>> start

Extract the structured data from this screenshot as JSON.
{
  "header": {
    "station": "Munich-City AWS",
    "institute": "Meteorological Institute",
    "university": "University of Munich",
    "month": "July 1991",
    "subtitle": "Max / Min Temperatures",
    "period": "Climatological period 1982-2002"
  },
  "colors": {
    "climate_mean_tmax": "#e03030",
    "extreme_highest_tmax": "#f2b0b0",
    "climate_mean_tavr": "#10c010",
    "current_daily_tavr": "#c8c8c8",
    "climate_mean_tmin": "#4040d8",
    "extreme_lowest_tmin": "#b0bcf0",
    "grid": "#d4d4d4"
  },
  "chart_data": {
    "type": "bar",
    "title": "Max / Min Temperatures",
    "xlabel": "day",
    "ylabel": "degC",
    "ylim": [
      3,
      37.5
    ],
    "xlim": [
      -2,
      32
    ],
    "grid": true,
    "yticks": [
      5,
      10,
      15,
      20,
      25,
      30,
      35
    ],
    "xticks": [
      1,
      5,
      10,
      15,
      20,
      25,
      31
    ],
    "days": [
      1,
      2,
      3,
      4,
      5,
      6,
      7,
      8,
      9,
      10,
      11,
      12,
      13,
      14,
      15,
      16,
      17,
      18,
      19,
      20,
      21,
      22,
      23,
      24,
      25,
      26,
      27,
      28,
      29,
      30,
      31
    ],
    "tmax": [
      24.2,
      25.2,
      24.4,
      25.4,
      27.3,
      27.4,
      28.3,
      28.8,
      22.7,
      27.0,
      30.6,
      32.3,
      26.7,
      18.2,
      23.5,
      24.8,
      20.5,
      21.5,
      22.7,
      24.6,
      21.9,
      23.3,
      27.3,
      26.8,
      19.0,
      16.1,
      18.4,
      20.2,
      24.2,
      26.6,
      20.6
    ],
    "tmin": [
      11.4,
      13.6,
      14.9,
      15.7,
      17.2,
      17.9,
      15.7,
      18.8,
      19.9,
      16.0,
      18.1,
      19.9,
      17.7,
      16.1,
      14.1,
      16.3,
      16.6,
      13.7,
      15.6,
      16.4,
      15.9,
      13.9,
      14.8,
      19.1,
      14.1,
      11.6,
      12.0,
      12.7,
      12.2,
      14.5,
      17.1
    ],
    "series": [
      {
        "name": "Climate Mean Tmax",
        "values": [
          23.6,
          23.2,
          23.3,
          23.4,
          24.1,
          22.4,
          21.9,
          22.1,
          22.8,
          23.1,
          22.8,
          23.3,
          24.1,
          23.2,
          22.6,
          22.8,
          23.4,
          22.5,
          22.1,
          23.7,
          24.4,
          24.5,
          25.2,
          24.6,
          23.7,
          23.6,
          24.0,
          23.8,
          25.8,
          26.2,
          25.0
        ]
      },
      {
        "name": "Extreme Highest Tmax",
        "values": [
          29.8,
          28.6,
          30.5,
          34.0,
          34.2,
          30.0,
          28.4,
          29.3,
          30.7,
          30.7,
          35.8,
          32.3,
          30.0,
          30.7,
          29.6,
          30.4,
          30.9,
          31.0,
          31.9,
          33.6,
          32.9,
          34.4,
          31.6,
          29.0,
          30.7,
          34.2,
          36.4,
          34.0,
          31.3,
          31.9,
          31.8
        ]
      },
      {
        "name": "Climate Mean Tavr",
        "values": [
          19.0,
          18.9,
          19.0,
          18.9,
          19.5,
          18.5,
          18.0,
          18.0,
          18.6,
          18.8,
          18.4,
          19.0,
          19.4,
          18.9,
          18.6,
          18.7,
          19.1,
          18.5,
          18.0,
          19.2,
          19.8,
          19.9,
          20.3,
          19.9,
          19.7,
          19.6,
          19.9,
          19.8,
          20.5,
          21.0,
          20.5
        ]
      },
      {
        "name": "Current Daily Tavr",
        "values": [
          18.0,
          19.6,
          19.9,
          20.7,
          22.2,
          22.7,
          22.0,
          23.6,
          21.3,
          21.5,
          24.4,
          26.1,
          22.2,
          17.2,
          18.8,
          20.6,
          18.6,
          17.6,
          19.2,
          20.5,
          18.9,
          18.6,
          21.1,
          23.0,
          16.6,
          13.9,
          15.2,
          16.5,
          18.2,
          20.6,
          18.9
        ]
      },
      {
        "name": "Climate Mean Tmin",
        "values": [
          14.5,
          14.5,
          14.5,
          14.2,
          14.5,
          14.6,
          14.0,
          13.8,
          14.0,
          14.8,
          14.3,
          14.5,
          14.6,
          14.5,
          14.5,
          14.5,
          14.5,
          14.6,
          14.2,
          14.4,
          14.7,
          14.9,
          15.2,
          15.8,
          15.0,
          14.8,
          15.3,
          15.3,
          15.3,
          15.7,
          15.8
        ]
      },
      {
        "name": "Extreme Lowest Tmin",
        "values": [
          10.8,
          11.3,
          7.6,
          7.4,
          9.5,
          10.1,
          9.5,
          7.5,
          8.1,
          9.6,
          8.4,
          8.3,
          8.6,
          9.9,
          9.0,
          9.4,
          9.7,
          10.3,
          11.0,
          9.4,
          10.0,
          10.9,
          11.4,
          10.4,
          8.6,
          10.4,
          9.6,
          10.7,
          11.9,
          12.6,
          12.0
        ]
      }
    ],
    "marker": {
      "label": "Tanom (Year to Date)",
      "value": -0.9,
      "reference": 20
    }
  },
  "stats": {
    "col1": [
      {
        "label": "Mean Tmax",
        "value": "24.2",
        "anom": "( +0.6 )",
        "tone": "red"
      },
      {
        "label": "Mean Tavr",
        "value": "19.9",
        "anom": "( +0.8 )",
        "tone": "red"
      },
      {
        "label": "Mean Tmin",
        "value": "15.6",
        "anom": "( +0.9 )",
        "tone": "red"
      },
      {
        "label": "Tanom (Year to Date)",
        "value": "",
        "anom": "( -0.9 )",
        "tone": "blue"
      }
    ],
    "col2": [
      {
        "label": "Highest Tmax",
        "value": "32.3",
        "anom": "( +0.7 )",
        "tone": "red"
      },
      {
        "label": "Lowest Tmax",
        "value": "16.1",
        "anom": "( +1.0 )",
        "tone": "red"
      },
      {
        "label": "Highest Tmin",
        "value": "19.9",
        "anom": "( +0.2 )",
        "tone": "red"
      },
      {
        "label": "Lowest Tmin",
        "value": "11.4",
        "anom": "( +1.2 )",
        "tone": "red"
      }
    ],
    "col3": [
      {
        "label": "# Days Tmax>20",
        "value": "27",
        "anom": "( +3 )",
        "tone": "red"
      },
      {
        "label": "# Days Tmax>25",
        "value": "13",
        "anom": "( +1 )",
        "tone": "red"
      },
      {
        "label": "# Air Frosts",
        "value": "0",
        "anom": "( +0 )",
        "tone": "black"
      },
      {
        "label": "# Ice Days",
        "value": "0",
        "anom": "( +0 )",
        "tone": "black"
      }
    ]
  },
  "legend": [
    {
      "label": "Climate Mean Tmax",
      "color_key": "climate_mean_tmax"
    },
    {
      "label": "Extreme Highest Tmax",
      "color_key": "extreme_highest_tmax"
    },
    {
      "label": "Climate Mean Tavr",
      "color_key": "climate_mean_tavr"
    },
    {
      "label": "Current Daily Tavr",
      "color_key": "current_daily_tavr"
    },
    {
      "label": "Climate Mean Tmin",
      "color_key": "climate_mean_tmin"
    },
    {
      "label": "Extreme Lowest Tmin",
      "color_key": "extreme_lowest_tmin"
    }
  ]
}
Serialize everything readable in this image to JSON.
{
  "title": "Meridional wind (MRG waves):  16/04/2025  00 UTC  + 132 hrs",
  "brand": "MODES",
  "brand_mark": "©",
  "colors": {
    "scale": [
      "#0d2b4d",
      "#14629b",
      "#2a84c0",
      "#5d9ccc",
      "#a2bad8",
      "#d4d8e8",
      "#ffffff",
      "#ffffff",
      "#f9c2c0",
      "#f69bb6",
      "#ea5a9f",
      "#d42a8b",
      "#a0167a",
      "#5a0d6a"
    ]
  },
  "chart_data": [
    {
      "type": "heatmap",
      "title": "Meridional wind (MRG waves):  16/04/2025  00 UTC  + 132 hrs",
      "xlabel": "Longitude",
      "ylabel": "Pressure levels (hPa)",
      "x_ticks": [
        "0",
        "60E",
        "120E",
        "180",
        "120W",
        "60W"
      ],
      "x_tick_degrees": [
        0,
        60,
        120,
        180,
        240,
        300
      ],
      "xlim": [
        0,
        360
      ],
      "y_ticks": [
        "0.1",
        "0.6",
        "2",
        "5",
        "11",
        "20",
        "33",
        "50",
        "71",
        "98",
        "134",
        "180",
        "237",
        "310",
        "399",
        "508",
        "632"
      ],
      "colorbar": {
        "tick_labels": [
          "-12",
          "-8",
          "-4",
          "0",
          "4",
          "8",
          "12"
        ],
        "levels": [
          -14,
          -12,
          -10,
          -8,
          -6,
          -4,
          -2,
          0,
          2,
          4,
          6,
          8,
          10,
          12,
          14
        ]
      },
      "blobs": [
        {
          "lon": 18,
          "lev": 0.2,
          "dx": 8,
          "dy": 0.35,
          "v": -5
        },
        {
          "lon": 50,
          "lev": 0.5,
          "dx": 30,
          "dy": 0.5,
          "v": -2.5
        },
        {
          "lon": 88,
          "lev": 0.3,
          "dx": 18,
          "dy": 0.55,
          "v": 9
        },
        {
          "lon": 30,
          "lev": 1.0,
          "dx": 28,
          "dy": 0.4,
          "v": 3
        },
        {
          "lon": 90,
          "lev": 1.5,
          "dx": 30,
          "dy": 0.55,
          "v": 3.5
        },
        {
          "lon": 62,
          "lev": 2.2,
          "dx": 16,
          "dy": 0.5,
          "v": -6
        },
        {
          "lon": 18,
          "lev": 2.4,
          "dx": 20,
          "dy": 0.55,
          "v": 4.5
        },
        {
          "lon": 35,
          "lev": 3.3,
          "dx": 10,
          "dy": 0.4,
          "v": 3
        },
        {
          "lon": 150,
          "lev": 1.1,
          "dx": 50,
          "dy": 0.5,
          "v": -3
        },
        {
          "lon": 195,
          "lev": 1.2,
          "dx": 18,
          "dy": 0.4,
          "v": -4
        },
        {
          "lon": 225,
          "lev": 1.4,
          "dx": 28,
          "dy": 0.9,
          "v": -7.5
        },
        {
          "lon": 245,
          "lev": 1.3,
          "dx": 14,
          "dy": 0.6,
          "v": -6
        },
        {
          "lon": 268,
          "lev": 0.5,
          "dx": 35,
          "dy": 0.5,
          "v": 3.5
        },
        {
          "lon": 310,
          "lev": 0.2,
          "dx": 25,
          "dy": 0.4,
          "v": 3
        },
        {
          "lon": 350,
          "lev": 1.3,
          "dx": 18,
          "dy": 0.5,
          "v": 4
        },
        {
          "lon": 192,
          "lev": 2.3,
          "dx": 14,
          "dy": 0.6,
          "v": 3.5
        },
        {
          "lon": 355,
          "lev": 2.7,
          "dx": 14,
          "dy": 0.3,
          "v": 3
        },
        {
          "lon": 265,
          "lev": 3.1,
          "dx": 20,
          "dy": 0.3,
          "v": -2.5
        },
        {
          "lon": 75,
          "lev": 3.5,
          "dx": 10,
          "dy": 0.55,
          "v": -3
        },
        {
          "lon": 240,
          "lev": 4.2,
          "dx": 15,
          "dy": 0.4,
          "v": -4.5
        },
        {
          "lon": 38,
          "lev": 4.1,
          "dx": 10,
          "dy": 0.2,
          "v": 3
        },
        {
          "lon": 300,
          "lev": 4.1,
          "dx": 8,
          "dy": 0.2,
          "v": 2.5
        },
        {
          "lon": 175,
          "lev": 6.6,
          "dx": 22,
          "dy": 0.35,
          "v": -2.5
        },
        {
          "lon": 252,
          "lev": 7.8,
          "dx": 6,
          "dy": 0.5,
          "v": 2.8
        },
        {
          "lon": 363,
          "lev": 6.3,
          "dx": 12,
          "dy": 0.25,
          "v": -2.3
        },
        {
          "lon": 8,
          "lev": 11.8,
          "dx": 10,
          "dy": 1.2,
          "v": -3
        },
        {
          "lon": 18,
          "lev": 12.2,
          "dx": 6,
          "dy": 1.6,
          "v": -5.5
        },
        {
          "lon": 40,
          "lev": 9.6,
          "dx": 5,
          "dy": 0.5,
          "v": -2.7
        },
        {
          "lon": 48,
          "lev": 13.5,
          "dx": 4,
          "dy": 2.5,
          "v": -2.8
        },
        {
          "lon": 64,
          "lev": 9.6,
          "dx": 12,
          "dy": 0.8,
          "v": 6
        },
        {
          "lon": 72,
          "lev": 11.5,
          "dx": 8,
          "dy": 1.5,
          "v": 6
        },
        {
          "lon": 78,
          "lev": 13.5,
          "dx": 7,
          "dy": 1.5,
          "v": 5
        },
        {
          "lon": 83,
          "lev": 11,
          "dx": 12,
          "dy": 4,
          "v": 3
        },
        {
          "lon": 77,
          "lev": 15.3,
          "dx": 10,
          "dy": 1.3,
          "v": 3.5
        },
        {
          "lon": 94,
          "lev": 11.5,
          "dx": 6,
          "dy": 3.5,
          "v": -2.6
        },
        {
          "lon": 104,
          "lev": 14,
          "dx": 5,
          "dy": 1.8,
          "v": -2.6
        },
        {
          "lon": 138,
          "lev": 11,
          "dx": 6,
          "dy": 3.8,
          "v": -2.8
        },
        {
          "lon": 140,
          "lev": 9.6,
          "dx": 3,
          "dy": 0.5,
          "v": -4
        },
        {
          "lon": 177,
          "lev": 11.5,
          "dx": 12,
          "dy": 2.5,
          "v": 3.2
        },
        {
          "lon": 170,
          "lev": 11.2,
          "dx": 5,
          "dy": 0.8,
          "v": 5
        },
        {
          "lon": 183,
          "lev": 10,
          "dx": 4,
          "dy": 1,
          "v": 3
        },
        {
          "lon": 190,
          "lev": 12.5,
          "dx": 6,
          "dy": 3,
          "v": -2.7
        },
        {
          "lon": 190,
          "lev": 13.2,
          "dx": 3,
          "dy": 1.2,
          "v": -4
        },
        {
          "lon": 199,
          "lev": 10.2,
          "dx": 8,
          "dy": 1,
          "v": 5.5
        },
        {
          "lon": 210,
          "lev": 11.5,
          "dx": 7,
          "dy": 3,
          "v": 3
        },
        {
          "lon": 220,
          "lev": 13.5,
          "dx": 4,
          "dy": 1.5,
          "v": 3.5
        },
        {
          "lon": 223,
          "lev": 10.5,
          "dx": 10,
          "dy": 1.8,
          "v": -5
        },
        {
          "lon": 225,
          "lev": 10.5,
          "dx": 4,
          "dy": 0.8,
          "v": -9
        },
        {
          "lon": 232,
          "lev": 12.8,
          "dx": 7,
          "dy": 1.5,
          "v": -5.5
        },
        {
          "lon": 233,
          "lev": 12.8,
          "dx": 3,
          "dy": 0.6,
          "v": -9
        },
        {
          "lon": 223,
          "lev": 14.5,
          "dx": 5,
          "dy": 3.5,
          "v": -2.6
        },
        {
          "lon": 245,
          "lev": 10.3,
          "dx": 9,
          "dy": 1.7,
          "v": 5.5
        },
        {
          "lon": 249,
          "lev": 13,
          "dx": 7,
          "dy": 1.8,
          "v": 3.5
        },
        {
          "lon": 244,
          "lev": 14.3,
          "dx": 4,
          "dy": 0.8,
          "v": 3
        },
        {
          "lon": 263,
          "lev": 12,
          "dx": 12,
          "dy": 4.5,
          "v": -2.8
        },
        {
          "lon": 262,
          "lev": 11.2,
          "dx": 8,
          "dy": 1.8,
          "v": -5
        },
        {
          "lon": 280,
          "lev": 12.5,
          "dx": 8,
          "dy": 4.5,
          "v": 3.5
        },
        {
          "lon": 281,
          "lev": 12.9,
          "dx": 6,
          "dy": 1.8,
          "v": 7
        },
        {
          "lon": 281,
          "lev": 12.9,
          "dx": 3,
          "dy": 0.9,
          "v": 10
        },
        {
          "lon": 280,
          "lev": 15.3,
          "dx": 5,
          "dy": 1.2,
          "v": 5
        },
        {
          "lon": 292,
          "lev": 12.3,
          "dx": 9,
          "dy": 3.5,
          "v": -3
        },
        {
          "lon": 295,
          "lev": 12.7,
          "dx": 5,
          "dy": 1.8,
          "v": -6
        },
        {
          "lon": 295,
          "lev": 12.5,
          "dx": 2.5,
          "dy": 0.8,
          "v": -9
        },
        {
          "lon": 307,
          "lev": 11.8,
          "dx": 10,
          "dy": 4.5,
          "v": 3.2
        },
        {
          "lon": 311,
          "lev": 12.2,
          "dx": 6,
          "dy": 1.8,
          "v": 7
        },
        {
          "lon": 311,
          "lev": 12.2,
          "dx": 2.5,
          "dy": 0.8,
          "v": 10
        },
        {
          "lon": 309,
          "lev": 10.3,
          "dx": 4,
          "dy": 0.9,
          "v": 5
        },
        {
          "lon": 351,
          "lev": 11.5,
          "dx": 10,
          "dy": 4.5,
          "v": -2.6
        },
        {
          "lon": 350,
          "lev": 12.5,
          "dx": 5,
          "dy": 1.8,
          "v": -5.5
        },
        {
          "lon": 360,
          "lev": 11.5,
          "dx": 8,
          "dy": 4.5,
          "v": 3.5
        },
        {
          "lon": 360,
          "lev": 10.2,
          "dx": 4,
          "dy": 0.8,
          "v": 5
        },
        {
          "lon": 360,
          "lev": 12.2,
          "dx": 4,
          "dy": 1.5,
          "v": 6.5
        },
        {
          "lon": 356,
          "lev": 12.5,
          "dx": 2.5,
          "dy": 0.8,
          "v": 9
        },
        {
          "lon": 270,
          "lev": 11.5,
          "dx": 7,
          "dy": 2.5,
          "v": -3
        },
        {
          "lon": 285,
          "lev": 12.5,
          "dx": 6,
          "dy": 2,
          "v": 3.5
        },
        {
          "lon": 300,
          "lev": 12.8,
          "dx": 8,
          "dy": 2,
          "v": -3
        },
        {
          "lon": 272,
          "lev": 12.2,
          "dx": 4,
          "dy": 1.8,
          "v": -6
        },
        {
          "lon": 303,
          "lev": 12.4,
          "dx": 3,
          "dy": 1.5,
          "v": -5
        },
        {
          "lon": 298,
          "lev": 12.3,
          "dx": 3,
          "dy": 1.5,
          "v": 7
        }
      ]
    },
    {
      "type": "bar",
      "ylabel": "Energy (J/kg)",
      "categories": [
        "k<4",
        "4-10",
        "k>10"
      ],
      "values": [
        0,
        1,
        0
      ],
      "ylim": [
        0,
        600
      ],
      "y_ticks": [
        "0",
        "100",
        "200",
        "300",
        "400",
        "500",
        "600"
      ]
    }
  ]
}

>> end

■ TASK DETAILS ■
Look above for every line with the word "JSON" and copy it.

■ ANSWER FOR THIS EXERCISE ■
Extract the structured data from this screenshot as JSON.
Serialize everything readable in this image to JSON.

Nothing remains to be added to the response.